Data excerpts
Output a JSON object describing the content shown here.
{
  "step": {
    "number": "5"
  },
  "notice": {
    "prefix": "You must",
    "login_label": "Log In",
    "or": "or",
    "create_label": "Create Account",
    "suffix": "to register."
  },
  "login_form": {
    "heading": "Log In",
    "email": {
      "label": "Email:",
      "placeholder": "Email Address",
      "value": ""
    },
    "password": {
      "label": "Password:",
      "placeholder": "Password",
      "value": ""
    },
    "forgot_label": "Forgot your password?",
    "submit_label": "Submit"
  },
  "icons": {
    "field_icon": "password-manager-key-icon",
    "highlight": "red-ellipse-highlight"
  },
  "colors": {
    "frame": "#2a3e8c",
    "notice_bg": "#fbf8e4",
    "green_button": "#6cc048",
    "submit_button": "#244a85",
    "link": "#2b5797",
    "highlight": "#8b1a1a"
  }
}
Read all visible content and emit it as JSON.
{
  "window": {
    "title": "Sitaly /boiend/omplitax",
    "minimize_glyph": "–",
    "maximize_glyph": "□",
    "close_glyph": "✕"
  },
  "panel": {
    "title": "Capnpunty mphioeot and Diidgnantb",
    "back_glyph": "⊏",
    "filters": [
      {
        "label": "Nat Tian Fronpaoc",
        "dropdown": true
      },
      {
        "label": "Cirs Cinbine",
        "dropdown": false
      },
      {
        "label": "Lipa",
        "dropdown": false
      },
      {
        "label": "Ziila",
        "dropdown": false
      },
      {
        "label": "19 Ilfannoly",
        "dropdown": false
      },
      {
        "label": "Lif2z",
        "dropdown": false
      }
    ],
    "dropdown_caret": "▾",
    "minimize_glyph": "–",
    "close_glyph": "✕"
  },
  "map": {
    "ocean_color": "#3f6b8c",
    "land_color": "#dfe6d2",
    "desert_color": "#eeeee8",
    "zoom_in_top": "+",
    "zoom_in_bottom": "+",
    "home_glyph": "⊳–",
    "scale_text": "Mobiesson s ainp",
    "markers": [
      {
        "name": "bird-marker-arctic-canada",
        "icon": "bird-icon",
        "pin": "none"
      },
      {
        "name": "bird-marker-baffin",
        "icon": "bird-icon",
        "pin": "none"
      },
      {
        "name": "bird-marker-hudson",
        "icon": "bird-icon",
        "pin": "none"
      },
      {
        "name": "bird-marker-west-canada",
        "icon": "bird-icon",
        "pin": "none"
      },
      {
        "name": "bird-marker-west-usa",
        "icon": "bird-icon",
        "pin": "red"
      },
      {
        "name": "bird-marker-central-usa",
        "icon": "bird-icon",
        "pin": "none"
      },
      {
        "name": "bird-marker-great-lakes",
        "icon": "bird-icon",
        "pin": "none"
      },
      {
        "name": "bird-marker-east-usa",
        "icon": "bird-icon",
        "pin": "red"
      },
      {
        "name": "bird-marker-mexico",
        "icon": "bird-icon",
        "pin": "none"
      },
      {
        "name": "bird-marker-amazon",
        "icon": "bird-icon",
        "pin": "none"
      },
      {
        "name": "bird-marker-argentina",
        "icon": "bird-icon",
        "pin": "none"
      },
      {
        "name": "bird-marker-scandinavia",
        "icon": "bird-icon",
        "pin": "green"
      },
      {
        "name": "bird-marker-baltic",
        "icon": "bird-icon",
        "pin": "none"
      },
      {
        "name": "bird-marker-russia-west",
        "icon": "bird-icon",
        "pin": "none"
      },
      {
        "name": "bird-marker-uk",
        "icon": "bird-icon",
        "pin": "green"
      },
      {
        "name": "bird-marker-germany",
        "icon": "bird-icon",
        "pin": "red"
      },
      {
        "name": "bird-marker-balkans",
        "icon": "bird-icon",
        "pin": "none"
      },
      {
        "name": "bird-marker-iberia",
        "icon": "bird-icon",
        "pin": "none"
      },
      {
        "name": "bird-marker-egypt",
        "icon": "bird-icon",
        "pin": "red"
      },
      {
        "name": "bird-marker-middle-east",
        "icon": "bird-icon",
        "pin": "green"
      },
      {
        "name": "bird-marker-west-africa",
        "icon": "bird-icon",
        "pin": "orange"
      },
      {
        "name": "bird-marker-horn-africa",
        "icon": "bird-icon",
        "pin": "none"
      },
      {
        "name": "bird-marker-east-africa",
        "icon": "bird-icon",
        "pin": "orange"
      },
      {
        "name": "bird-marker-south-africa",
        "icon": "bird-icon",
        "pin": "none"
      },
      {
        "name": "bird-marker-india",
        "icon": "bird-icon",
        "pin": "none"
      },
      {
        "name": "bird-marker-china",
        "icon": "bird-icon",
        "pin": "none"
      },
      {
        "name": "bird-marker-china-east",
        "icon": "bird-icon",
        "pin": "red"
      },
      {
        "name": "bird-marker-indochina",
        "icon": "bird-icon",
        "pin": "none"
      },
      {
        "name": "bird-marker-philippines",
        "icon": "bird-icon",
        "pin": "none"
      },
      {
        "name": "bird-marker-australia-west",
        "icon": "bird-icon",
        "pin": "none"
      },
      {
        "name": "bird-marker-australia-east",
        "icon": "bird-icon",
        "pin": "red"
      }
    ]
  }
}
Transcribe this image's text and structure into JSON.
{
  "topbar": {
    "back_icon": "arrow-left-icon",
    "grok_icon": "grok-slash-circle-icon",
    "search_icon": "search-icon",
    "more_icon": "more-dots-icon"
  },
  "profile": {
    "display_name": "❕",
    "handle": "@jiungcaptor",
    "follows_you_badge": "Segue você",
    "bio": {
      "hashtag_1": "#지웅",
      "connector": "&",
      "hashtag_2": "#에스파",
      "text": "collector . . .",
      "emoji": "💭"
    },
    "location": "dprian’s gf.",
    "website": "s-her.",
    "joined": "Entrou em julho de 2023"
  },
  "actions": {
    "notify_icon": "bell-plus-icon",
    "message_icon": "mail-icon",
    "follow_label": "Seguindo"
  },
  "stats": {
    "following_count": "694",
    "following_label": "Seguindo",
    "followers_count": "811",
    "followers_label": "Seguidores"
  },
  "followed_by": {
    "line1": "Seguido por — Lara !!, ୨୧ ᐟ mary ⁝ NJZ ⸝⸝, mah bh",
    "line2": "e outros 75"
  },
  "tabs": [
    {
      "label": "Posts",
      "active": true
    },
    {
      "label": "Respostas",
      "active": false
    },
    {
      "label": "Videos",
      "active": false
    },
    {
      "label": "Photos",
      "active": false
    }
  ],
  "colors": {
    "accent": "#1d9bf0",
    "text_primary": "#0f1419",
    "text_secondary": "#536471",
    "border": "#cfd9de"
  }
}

WHAT IS EXPECTED: Extract every line above exactly as it stands.

SOLVED EXERCISE:
Output a JSON object describing the content shown here.
{
  "step": {
    "number": "5"
  },
  "notice": {
    "prefix": "You must",
    "login_label": "Log In",
    "or": "or",
    "create_label": "Create Account",
    "suffix": "to register."
  },
  "login_form": {
    "heading": "Log In",
    "email": {
      "label": "Email:",
      "placeholder": "Email Address",
      "value": ""
    },
    "password": {
      "label": "Password:",
      "placeholder": "Password",
      "value": ""
    },
    "forgot_label": "Forgot your password?",
    "submit_label": "Submit"
  },
  "icons": {
    "field_icon": "password-manager-key-icon",
    "highlight": "red-ellipse-highlight"
  },
  "colors": {
    "frame": "#2a3e8c",
    "notice_bg": "#fbf8e4",
    "green_button": "#6cc048",
    "submit_button": "#244a85",
    "link": "#2b5797",
    "highlight": "#8b1a1a"
  }
}
Read all visible content and emit it as JSON.
{
  "window": {
    "title": "Sitaly /boiend/omplitax",
    "minimize_glyph": "–",
    "maximize_glyph": "□",
    "close_glyph": "✕"
  },
  "panel": {
    "title": "Capnpunty mphioeot and Diidgnantb",
    "back_glyph": "⊏",
    "filters": [
      {
        "label": "Nat Tian Fronpaoc",
        "dropdown": true
      },
      {
        "label": "Cirs Cinbine",
        "dropdown": false
      },
      {
        "label": "Lipa",
        "dropdown": false
      },
      {
        "label": "Ziila",
        "dropdown": false
      },
      {
        "label": "19 Ilfannoly",
        "dropdown": false
      },
      {
        "label": "Lif2z",
        "dropdown": false
      }
    ],
    "dropdown_caret": "▾",
    "minimize_glyph": "–",
    "close_glyph": "✕"
  },
  "map": {
    "ocean_color": "#3f6b8c",
    "land_color": "#dfe6d2",
    "desert_color": "#eeeee8",
    "zoom_in_top": "+",
    "zoom_in_bottom": "+",
    "home_glyph": "⊳–",
    "scale_text": "Mobiesson s ainp",
    "markers": [
      {
        "name": "bird-marker-arctic-canada",
        "icon": "bird-icon",
        "pin": "none"
      },
      {
        "name": "bird-marker-baffin",
        "icon": "bird-icon",
        "pin": "none"
      },
      {
        "name": "bird-marker-hudson",
        "icon": "bird-icon",
        "pin": "none"
      },
      {
        "name": "bird-marker-west-canada",
        "icon": "bird-icon",
        "pin": "none"
      },
      {
        "name": "bird-marker-west-usa",
        "icon": "bird-icon",
        "pin": "red"
      },
      {
        "name": "bird-marker-central-usa",
        "icon": "bird-icon",
        "pin": "none"
      },
      {
        "name": "bird-marker-great-lakes",
        "icon": "bird-icon",
        "pin": "none"
      },
      {
        "name": "bird-marker-east-usa",
        "icon": "bird-icon",
        "pin": "red"
      },
      {
        "name": "bird-marker-mexico",
        "icon": "bird-icon",
        "pin": "none"
      },
      {
        "name": "bird-marker-amazon",
        "icon": "bird-icon",
        "pin": "none"
      },
      {
        "name": "bird-marker-argentina",
        "icon": "bird-icon",
        "pin": "none"
      },
      {
        "name": "bird-marker-scandinavia",
        "icon": "bird-icon",
        "pin": "green"
      },
      {
        "name": "bird-marker-baltic",
        "icon": "bird-icon",
        "pin": "none"
      },
      {
        "name": "bird-marker-russia-west",
        "icon": "bird-icon",
        "pin": "none"
      },
      {
        "name": "bird-marker-uk",
        "icon": "bird-icon",
        "pin": "green"
      },
      {
        "name": "bird-marker-germany",
        "icon": "bird-icon",
        "pin": "red"
      },
      {
        "name": "bird-marker-balkans",
        "icon": "bird-icon",
        "pin": "none"
      },
      {
        "name": "bird-marker-iberia",
        "icon": "bird-icon",
        "pin": "none"
      },
      {
        "name": "bird-marker-egypt",
        "icon": "bird-icon",
        "pin": "red"
      },
      {
        "name": "bird-marker-middle-east",
        "icon": "bird-icon",
        "pin": "green"
      },
      {
        "name": "bird-marker-west-africa",
        "icon": "bird-icon",
        "pin": "orange"
      },
      {
        "name": "bird-marker-horn-africa",
        "icon": "bird-icon",
        "pin": "none"
      },
      {
        "name": "bird-marker-east-africa",
        "icon": "bird-icon",
        "pin": "orange"
      },
      {
        "name": "bird-marker-south-africa",
        "icon": "bird-icon",
        "pin": "none"
      },
      {
        "name": "bird-marker-india",
        "icon": "bird-icon",
        "pin": "none"
      },
      {
        "name": "bird-marker-china",
        "icon": "bird-icon",
        "pin": "none"
      },
      {
        "name": "bird-marker-china-east",
        "icon": "bird-icon",
        "pin": "red"
      },
      {
        "name": "bird-marker-indochina",
        "icon": "bird-icon",
        "pin": "none"
      },
      {
        "name": "bird-marker-philippines",
        "icon": "bird-icon",
        "pin": "none"
      },
      {
        "name": "bird-marker-australia-west",
        "icon": "bird-icon",
        "pin": "none"
      },
      {
        "name": "bird-marker-australia-east",
        "icon": "bird-icon",
        "pin": "red"
      }
    ]
  }
}
Transcribe this image's text and structure into JSON.
{
  "topbar": {
    "back_icon": "arrow-left-icon",
    "grok_icon": "grok-slash-circle-icon",
    "search_icon": "search-icon",
    "more_icon": "more-dots-icon"
  },
  "profile": {
    "display_name": "❕",
    "handle": "@jiungcaptor",
    "follows_you_badge": "Segue você",
    "bio": {
      "hashtag_1": "#지웅",
      "connector": "&",
      "hashtag_2": "#에스파",
      "text": "collector . . .",
      "emoji": "💭"
    },
    "location": "dprian’s gf.",
    "website": "s-her.",
    "joined": "Entrou em julho de 2023"
  },
  "actions": {
    "notify_icon": "bell-plus-icon",
    "message_icon": "mail-icon",
    "follow_label": "Seguindo"
  },
  "stats": {
    "following_count": "694",
    "following_label": "Seguindo",
    "followers_count": "811",
    "followers_label": "Seguidores"
  },
  "followed_by": {
    "line1": "Seguido por — Lara !!, ୨୧ ᐟ mary ⁝ NJZ ⸝⸝, mah bh",
    "line2": "e outros 75"
  },
  "tabs": [
    {
      "label": "Posts",
      "active": true
    },
    {
      "label": "Respostas",
      "active": false
    },
    {
      "label": "Videos",
      "active": false
    },
    {
      "label": "Photos",
      "active": false
    }
  ],
  "colors": {
    "accent": "#1d9bf0",
    "text_primary": "#0f1419",
    "text_secondary": "#536471",
    "border": "#cfd9de"
  }
}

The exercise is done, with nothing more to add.